Take every line from the listing below that contains "Evaluation".
BEGIN
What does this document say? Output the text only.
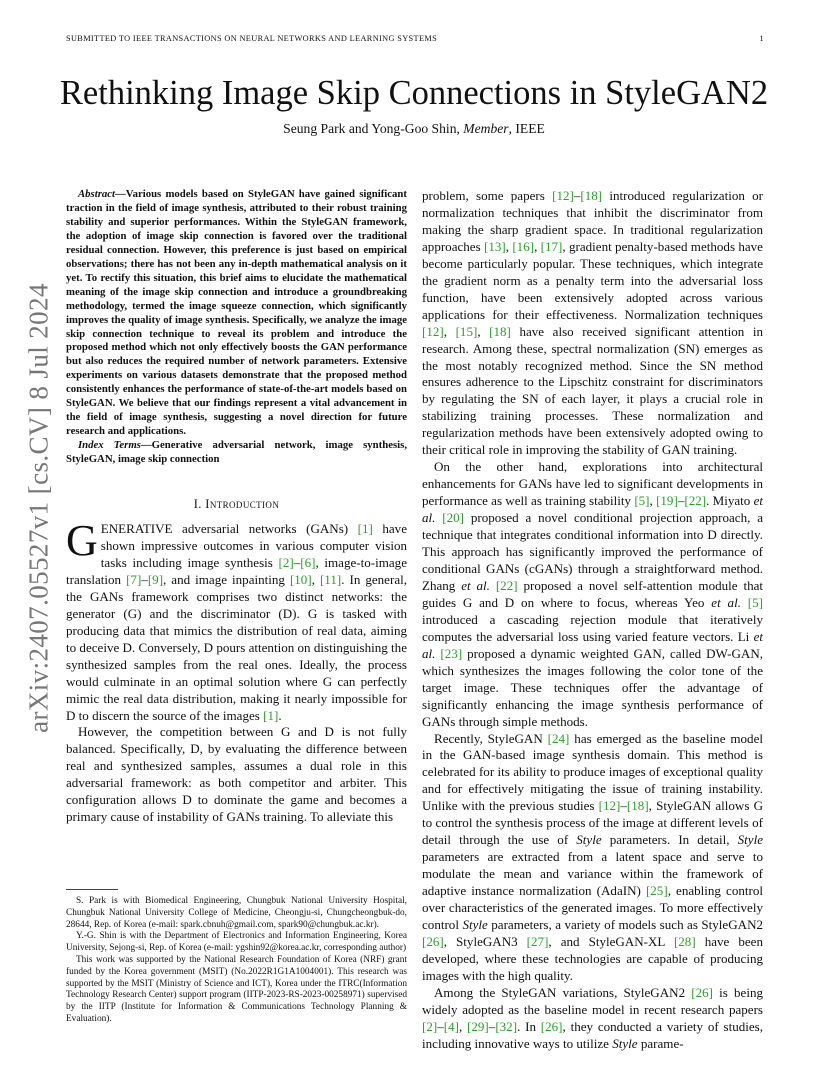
SUBMITTED TO IEEE TRANSACTIONS ON NEURAL NETWORKS AND LEARNING SYSTEMS	1
arXiv:2407.05527v1 [cs.CV] 8 Jul 2024
Rethinking Image Skip Connections in StyleGAN2
Seung Park and Yong-Goo Shin, Member, IEEE

Abstract—Various models based on StyleGAN have gained significant traction in the field of image synthesis, attributed to their robust training stability and superior performances. Within the StyleGAN framework, the adoption of image skip connection is favored over the traditional residual connection. However, this preference is just based on empirical observations; there has not been any in-depth mathematical analysis on it yet. To rectify this situation, this brief aims to elucidate the mathematical meaning of the image skip connection and introduce a groundbreaking methodology, termed the image squeeze connection, which significantly improves the quality of image synthesis. Specifically, we analyze the image skip connection technique to reveal its problem and introduce the proposed method which not only effectively boosts the GAN performance but also reduces the required number of network parameters. Extensive experiments on various datasets demonstrate that the proposed method consistently enhances the performance of state-of-the-art models based on StyleGAN. We believe that our findings represent a vital advancement in the field of image synthesis, suggesting a novel direction for future research and applications.

Index Terms—Generative adversarial network, image synthesis, StyleGAN, image skip connection

I. Introduction

GENERATIVE adversarial networks (GANs) [1] have shown impressive outcomes in various computer vision tasks including image synthesis [2]–[6], image-to-image translation [7]–[9], and image inpainting [10], [11]. In general, the GANs framework comprises two distinct networks: the generator (G) and the discriminator (D). G is tasked with producing data that mimics the distribution of real data, aiming to deceive D. Conversely, D pours attention on distinguishing the synthesized samples from the real ones. Ideally, the process would culminate in an optimal solution where G can perfectly mimic the real data distribution, making it nearly impossible for D to discern the source of the images [1].

However, the competition between G and D is not fully balanced. Specifically, D, by evaluating the difference between real and synthesized samples, assumes a dual role in this adversarial framework: as both competitor and arbiter. This configuration allows D to dominate the game and becomes a primary cause of instability of GANs training. To alleviate this

S. Park is with Biomedical Engineering, Chungbuk National University Hospital, Chungbuk National University College of Medicine, Cheongju-si, Chungcheongbuk-do, 28644, Rep. of Korea (e-mail: spark.cbnuh@gmail.com, spark90@chungbuk.ac.kr).

Y.-G. Shin is with the Department of Electronics and Information Engineering, Korea University, Sejong-si, Rep. of Korea (e-mail: ygshin92@korea.ac.kr, corresponding author)

This work was supported by the National Research Foundation of Korea (NRF) grant funded by the Korea government (MSIT) (No.2022R1G1A1004001). This research was supported by the MSIT (Ministry of Science and ICT), Korea under the ITRC(Information Technology Research Center) support program (IITP-2023-RS-2023-00258971) supervised by the IITP (Institute for Information & Communications Technology Planning & Evaluation).

problem, some papers [12]–[18] introduced regularization or normalization techniques that inhibit the discriminator from making the sharp gradient space. In traditional regularization approaches [13], [16], [17], gradient penalty-based methods have become particularly popular. These techniques, which integrate the gradient norm as a penalty term into the adversarial loss function, have been extensively adopted across various applications for their effectiveness. Normalization techniques [12], [15], [18] have also received significant attention in research. Among these, spectral normalization (SN) emerges as the most notably recognized method. Since the SN method ensures adherence to the Lipschitz constraint for discriminators by regulating the SN of each layer, it plays a crucial role in stabilizing training processes. These normalization and regularization methods have been extensively adopted owing to their critical role in improving the stability of GAN training.

On the other hand, explorations into architectural enhancements for GANs have led to significant developments in performance as well as training stability [5], [19]–[22]. Miyato et al. [20] proposed a novel conditional projection approach, a technique that integrates conditional information into D directly. This approach has significantly improved the performance of conditional GANs (cGANs) through a straightforward method. Zhang et al. [22] proposed a novel self-attention module that guides G and D on where to focus, whereas Yeo et al. [5] introduced a cascading rejection module that iteratively computes the adversarial loss using varied feature vectors. Li et al. [23] proposed a dynamic weighted GAN, called DW-GAN, which synthesizes the images following the color tone of the target image. These techniques offer the advantage of significantly enhancing the image synthesis performance of GANs through simple methods.

Recently, StyleGAN [24] has emerged as the baseline model in the GAN-based image synthesis domain. This method is celebrated for its ability to produce images of exceptional quality and for effectively mitigating the issue of training instability. Unlike with the previous studies [12]–[18], StyleGAN allows G to control the synthesis process of the image at different levels of detail through the use of Style parameters. In detail, Style parameters are extracted from a latent space and serve to modulate the mean and variance within the framework of adaptive instance normalization (AdaIN) [25], enabling control over characteristics of the generated images. To more effectively control Style parameters, a variety of models such as StyleGAN2 [26], StyleGAN3 [27], and StyleGAN-XL [28] have been developed, where these technologies are capable of producing images with the high quality.

Among the StyleGAN variations, StyleGAN2 [26] is being widely adopted as the baseline model in recent research papers [2]–[4], [29]–[32]. In [26], they conducted a variety of studies, including innovative ways to utilize Style parame-
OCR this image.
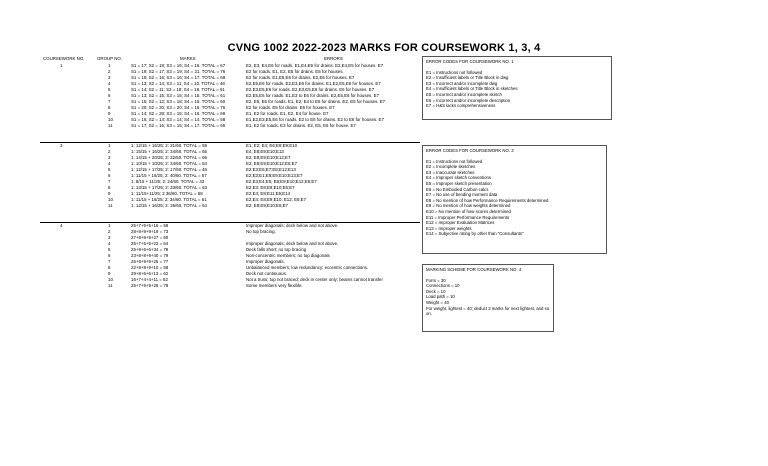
CVNG 1002 2022-2023 MARKS FOR COURSEWORK 1, 3, 4
COURSEWORK NO.	GROUP NO.	MARKS	ERRORS
1	1	S1 = 17; S2 = 18; S3 = 16; S4 = 16. TOTAL = 67	E2, E3, E4,E6 for roads. E1,E4,E6 for drains. E2,E4,E5 for houses. E7
2	S1 = 19; S2 = 17; S3 = 19; S4 = 21. TOTAL = 76	E2 for roads. E1, E2, E5 for drains. E5 for houses.
3	S1 = 19; S2 = 16; S3 = 16; S4 = 17. TOTAL = 68	E2 for roads. E1,E5,E6 for drains. E2,E6 for houses. E7
4	S1 = 13; S2 = 14; S3 = 11; S4 = 10. TOTAL = 48	E2,E5,E6 for roads. E2,E3,E6 for drains. E1,E2,E5,E6 for houses. E7
5	S1 = 14; S2 = 11; S3 = 18; S4 = 18. TOTAL = 61	E2,E3,E5,E6 for roads. E2,E3,E5,E6 for drains. E6 for houses. E7
6	S1 = 13; S2 = 15; S3 = 15; S4 = 18. TOTAL = 61	E2,E5,E6 for roads. E1,E3 to E6 for drains. E2,E5,E6 for houses. E7
7	S1 = 15; S2 = 12; S3 = 18; S4 = 15. TOTAL = 60	E2, E5, E6 for roads. E1, E2, E4 to E6 for drains. E2, E5 for houses. E7
8	S1 = 20; S2 = 20; S3 = 20; S4 = 16. TOTAL = 76	E2 for roads. E5 for drains. E6 for houses. E7
9	S1 = 14; S2 = 28; S3 = 15; S4 = 16. TOTAL = 69	E1, E2 for roads. E1, E2, E4 for house. E7
10	S1 = 16; S2 = 14; S3 = 14; S4 = 14. TOTAL = 58	E1,E2,E3,E5,E6 for roads. E2 to E6 for drains. E2 to E6 for houses. E7
11	S1 = 17; S2 = 16; S3 = 15; S4 = 17. TOTAL = 65	E1, E2 for roads. E3 for drains. E2, E5, E6 for house. E7
3	1	1: 12/15 + 16/25; 2: 31/60. TOTAL = 59	E1; E2; E4; E6;E8;E9;E10
2	1: 15/15 + 16/25; 2: 34/60. TOTAL = 65	E4; E8;E9;E10;E13
3	1: 14/15 + 20/25; 2: 32/60. TOTAL = 66	E2; E8;E9;E10;E12;E7
4	1: 10/15 + 10/25; 2: 34/60. TOTAL = 54	E2; E8;E9;E10;E12;E6;E7
5	1: 12/15 + 17/25; 2: 17/60. TOTAL = 46	E2;E3;E6;E7;E8;E12;E13
6	1: 11/15 + 16/25; 2: 40/60. TOTAL = 67	E2;E3;E1;E8;E9;E10;E13;E7
7	1: 8/15 + 11/25; 2: 24/60. TOTAL = 43	E2;E3;E4;E5; E8;E9;E10;E12;E6;E7
8	1: 13/15 + 17/25; 2: 33/60. TOTAL = 63	E2;E3; E8;E9;E10;E6;E7
9	1: 11/15+11/25; 2 36/60. TOTAL = 58	E2;E4; E8;E11;E6;E14
10	1: 11/15 + 16/25; 2: 34/60. TOTAL = 61	E2;E4; E8;E9;E10; E12; E6;E7
11	1: 12/15 + 16/25; 2: 36/60. TOTAL = 64	E2; E8;E9;E10;E6;E7
4	1	25+7+5+5+16 = 58	Improper diagonals; deck below and not above.
2	28+8+9+9+19 = 73	No top bracing.
3	27+8+8+9+27 = 60
4	25+7+5+5+22 = 64	Improper diagonals; deck below and not above.
5	25+8+6+6+34 = 79	Deck falls short; no top bracing
6	23+8+8+9+40 = 79	Non-concentric members; no top diagonals
7	26+8+9+9+25 = 77	Improper diagonals.
8	22+8+8+9+10 = 58	Unbalanced members; low redundancy; eccentric connections.
9	29+8+6+6+13 = 62	Deck not continuous.
10	16+7+4+4+11 = 62	Not a truss; top not braced; deck in center only; beams cannot transfer
11	25+7+9+9+28 = 78	Some members very flexible.
ERROR CODES FOR COURSEWORK NO. 1
E1 = Instructions not followed
E2 = Insufficient labels or Title Block in dwg
E3 = Incorrect and/or incomplete dwg
E4 = Insufficient labels or Title Block in sketches
E5 = Incorrect and/or incomplete sketch
E6 = Incorrect and/or incomplete description
E7 = H&S lacks comprehensiveness
ERROR CODES FOR COURSEWORK NO. 3
E1 = Instructions not followed
E2 = Incomplete sketches
E3 = Inaccurate sketches
E4 = Improper sketch conventions
E5 = Improper sketch presentation
E6 = No Embodied Carbon calcs
E7 = No use of bending moment data
E8 = No mention of how Performance Requirements determined
E9 = No mention of how weights determined
E10 = No mention of how scores determined
E11 = Improper Performance Requirements
E12 = Improper Evaluation Matrices
E13 = Improper weights
E14 = Subjective rating by other than "Consultants"
MARKING SCHEME FOR COURSEWORK NO. 4
Form = 30
Connections = 10
Deck = 10
Load path = 10
Weight = 40
For weight, lightest = 40; deduct 3 marks for next lightest, and so on.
END
EXERCISE ANSWER
This work was supported by the National Research Foundation of Korea (NRF) grant funded by the Korea government (MSIT) (No.2022R1G1A1004001). This research was supported by the MSIT (Ministry of Science and ICT), Korea under the ITRC(Information Technology Research Center) support program (IITP-2023-RS-2023-00258971) supervised by the IITP (Institute for Information & Communications Technology Planning & Evaluation).
E12 = Improper Evaluation Matrices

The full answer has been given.